- TÂCHES À EFFECTUER -
1. Relevez toutes les questions que Nathalie Prévost pose dans l'entretien.
2. Recopiez le passage de l'entretien qui commence par « Nathalie Prévost : Ces » et se poursuit jusqu'à « prévaloir l'intérêt général. ».

- TEXTE FOURNI -
|---|
Elisabeth Guigou : J'aimerais, avant la fin de l'année, faire des propositions au gouvernement sur la question des liens entre le parquet et la Chancellerie. C'est un volet très important et sur lequel je pense qu'il ne faut pas tarder. Le problème est posé, il a été abondamment analysé. Le rapport Truche comporte des propositions très positives et qui correspondent exactement à la déclaration de politique générale du Premier ministre sur deux points : le premier, c'est l'interdiction de l’intervention du garde des Sceaux dans les affaires particulières de nature à dévier le cours de la justice. Le deuxième, c'est la nomination des magistrats du parquet, c'est-à-dire des procureurs, qui doit s’accompagner des mêmes garanties d’indépendance que pour les magistrats du siège. Je pense toutefois qu’il faut encore approfondir deux ou trois choses : la responsabilité des magistrats, sur laquelle le rapport est un peu imprécis, et la question du contrôle par les juges de la police judiciaire. C’est l’un des éléments du nouvel équilibre qu’il va nous falloir trouver.

Nathalie Prévost : Quels seront alors les instruments de votre politique judiciaire ?

Elisabeth Guigou : Il va falloir les définir. Pour mener à bien la politique judiciaire du gouvernement, il faut d'abord que le garde des Sceaux soit parfaitement informé par les parquets de ce qui se passe, pour imposer une cohérence sur l'ensemble du territoire et donner ses instructions en connaissance de cause. Il faut que le garde des Sceaux soit en mesure, par des circulaires, d'indiquer quelles sont ses priorités. Moi, mes priorités sont claires : c'est la lutte contre l'exclusion, qui comprend la sécurité de tous, partout, y compris dans les quartiers défavorisés, la protection judiciaire de la jeunesse, pour prendre en charge tant les mineurs en danger que les mineurs délinquants. C'est le respect des lois de la République sur ces grands sujets de société que sont par exemple le racisme ou la lutte contre la xénophobie. C'est encore le renforcement de la coopération judiciaire européenne, pour lutter efficacement contre la corruption internationale. En ce domaine, il faut faciliter les indispensables relations de juge à juge, tout en préservant la nécessaire clause de sauvegarde des intérêts supérieurs de la nation tant que nous ne vivrons pas dans un État fédéral.

Nathalie Prévost : Ces instructions générales suffiront-elles ?

Elisabeth Guigou : Un lien de nature différente doit se créer. Aujourd'hui, on a le sentiment que le seul lien entre le garde des Sceaux et le parquet, ce sont des instructions dans des affaires particulières. Moi, j'ai rompu avec ça et j'en ai donné des preuves. Ce lien-là, qui absorbait toutes les énergies, n'existera plus. Dès lors, on va pouvoir se concentrer sur des relations visant à impulser une politique au service de l'intérêt général. Mais il sera sans doute parfois nécessaire, dans certains cas très exceptionnels, que le garde des Sceaux fasse plus directement prévaloir l'intérêt général.

Nathalie Prévost : À quel genre de situation pensez-vous ?
|---|
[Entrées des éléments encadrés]

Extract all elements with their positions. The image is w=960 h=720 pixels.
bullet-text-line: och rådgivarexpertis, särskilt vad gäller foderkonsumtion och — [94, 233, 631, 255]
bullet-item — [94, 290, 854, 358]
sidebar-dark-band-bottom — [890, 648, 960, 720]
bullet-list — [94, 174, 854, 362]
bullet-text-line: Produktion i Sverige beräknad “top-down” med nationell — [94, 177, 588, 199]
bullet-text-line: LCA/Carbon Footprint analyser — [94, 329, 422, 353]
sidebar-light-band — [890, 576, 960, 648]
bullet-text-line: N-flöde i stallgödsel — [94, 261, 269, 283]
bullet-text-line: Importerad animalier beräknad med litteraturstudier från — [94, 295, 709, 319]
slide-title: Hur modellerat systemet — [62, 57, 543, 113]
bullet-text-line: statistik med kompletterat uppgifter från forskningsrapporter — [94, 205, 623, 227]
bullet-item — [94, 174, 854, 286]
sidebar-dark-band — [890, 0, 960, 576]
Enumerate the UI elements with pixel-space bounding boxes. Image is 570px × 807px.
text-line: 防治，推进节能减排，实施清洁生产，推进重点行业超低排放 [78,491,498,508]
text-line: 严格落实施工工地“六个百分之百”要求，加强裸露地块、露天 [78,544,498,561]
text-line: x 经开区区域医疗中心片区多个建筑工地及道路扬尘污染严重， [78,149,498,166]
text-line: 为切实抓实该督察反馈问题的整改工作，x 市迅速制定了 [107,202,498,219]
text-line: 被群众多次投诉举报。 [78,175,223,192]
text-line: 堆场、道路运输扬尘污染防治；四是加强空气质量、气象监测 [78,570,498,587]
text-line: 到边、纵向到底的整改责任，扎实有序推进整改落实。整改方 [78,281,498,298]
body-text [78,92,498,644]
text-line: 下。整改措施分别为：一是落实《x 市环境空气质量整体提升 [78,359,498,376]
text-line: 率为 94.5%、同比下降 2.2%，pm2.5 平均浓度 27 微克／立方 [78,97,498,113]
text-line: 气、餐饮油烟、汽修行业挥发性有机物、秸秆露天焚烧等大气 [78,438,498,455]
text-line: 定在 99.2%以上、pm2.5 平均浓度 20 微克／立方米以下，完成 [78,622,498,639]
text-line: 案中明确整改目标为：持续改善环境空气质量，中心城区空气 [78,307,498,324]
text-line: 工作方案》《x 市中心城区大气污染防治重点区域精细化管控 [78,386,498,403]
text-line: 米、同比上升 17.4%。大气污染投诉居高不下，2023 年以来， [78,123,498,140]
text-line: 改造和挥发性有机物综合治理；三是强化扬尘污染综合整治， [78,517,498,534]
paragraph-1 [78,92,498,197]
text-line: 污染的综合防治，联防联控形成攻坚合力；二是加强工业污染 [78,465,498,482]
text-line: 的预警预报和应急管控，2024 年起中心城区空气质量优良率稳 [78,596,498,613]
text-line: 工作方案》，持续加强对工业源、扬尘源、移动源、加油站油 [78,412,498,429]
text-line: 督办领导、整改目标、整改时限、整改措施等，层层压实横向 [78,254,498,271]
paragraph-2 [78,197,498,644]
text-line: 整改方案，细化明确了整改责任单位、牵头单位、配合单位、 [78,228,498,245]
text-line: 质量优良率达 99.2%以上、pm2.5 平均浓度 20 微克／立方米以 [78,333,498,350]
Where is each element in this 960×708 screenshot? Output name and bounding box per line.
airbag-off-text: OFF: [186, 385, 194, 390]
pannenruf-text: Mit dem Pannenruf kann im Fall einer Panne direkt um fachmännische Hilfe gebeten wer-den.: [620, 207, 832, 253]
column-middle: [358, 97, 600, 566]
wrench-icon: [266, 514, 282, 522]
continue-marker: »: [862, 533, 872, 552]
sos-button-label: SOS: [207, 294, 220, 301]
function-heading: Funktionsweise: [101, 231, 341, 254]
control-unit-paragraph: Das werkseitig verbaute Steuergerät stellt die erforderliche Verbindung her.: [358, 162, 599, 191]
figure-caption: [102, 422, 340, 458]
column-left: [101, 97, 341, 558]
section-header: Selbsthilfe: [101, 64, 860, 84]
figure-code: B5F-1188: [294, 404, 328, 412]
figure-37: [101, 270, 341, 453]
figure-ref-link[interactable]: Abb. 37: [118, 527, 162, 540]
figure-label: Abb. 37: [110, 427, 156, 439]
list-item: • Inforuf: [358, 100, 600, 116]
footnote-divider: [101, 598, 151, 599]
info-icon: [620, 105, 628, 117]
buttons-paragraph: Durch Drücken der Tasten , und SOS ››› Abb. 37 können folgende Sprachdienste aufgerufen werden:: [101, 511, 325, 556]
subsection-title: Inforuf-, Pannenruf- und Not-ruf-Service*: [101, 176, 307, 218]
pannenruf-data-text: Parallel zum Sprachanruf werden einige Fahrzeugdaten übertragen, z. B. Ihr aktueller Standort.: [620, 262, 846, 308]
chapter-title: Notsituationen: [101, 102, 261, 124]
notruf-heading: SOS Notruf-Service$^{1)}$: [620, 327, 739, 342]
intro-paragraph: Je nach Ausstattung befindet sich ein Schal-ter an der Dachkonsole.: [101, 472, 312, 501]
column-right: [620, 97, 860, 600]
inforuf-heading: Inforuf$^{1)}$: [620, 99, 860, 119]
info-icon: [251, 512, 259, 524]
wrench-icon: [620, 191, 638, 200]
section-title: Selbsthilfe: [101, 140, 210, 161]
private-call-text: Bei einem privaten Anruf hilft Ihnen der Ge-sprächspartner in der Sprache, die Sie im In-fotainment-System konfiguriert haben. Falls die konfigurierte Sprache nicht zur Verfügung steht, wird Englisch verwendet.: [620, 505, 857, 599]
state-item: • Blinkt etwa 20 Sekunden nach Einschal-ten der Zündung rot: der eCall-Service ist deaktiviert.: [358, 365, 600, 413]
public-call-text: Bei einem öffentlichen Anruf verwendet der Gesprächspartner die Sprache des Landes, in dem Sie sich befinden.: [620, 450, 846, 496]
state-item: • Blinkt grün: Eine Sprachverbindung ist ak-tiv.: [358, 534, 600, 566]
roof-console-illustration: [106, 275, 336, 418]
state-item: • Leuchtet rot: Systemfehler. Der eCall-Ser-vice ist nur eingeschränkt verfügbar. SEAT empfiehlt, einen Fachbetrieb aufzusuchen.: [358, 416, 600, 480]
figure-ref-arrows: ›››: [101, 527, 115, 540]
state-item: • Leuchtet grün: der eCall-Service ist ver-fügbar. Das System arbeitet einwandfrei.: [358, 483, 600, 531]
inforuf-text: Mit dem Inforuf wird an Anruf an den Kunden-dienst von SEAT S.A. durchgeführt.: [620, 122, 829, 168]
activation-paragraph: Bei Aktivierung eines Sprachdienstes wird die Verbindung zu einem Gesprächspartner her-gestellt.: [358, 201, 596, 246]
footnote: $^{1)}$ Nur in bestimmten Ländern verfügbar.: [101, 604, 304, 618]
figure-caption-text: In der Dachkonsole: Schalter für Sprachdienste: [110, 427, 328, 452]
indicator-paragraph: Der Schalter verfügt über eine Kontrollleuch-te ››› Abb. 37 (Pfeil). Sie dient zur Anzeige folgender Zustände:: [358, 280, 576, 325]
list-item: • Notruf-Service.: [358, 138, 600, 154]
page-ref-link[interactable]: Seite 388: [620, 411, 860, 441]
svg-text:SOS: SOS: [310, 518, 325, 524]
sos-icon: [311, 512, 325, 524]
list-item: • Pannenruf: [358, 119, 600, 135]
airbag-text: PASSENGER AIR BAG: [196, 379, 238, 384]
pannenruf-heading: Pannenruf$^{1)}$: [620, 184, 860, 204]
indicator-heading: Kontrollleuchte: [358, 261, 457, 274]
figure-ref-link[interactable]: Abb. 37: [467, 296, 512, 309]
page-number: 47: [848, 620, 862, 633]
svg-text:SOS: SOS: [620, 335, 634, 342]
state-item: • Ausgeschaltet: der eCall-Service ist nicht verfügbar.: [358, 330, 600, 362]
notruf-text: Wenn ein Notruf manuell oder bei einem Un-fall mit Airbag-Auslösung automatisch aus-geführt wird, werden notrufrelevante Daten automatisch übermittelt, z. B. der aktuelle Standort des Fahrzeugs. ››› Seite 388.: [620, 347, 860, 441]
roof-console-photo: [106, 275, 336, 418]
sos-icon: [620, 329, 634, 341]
|---|
- RÉPONSES RÉDIGÉES -
1.
- Quels seront alors les instruments de votre politique judiciaire ?
- Ces instructions générales suffiront-elles ?
- À quel genre de situation pensez-vous ?

2.
Nathalie Prévost : Ces instructions générales suffiront-elles ?

Elisabeth Guigou : Un lien de nature différente doit se créer. Aujourd'hui, on a le sentiment que le seul lien entre le garde des Sceaux et le parquet, ce sont des instructions dans des affaires particulières. Moi, j'ai rompu avec ça et j'en ai donné des preuves. Ce lien-là, qui absorbait toutes les énergies, n'existera plus. Dès lors, on va pouvoir se concentrer sur des relations visant à impulser une politique au service de l'intérêt général. Mais il sera sans doute parfois nécessaire, dans certains cas très exceptionnels, que le garde des Sceaux fasse plus directement prévaloir l'intérêt général.